■ THE EXERCISE: Pick out the lines below with "הצבורית" and list them.

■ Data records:
....

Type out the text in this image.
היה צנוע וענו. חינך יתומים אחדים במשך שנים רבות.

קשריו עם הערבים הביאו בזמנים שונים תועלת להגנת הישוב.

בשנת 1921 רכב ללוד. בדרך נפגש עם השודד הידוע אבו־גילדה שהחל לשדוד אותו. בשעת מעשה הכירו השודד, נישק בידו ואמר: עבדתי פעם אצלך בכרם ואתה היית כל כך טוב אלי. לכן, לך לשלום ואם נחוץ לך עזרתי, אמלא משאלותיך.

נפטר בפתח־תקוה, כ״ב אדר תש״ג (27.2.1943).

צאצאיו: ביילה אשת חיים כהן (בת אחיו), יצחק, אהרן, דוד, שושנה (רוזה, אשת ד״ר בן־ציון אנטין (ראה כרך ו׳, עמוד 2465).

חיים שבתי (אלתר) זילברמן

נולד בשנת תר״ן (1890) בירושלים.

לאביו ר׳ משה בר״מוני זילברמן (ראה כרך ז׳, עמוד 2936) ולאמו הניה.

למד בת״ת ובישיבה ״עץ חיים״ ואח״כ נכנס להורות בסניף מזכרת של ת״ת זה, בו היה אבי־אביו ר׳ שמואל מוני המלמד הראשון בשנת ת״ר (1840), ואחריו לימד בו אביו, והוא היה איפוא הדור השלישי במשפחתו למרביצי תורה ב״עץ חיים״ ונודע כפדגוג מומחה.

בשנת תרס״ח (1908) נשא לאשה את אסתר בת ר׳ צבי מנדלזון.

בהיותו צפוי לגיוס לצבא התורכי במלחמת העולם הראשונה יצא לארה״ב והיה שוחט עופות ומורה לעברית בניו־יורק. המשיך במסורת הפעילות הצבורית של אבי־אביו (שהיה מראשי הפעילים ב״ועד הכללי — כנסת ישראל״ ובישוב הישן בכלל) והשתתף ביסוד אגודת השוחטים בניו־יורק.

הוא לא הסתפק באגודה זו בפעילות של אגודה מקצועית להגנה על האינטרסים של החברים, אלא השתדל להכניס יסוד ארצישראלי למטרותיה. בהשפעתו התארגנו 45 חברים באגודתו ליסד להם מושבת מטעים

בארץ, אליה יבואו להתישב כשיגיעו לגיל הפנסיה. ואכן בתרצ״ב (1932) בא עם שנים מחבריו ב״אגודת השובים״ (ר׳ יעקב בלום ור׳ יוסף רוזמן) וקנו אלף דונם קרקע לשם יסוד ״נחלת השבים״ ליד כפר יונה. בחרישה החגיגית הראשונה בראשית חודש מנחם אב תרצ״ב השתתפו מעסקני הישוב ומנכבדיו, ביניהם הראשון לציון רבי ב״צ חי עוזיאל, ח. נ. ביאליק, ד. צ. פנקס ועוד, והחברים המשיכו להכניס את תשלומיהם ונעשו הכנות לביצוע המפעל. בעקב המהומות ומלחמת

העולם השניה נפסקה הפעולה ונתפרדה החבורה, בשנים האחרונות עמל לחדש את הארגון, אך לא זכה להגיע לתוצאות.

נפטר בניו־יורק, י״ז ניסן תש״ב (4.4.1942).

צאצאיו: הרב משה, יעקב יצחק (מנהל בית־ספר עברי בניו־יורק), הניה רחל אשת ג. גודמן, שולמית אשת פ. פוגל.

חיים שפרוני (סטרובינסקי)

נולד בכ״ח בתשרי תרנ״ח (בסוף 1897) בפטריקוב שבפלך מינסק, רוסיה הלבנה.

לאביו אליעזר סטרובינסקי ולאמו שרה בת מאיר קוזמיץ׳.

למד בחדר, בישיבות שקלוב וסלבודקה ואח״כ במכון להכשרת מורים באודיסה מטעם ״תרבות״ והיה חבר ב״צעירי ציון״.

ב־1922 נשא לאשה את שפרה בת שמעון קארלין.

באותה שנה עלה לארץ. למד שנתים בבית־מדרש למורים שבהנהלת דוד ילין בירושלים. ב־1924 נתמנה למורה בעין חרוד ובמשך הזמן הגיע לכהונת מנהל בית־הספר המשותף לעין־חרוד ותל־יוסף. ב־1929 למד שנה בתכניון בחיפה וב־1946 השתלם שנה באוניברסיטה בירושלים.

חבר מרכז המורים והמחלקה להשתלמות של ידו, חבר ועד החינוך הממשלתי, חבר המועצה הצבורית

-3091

....

■ ANSWER TO THIS PROBLEM:
בהיותו צפוי לגיוס לצבא התורכי במלחמת העולם הראשונה יצא לארה״ב והיה שוחט עופות ומורה לעברית בניו־יורק. המשיך במסורת הפעילות הצבורית של אבי־אביו (שהיה מראשי הפעילים ב״ועד הכללי — כנסת ישראל״ ובישוב הישן בכלל) והשתתף ביסוד אגודת השוחטים בניו־יורק.
חבר מרכז המורים והמחלקה להשתלמות של ידו, חבר ועד החינוך הממשלתי, חבר המועצה הצבורית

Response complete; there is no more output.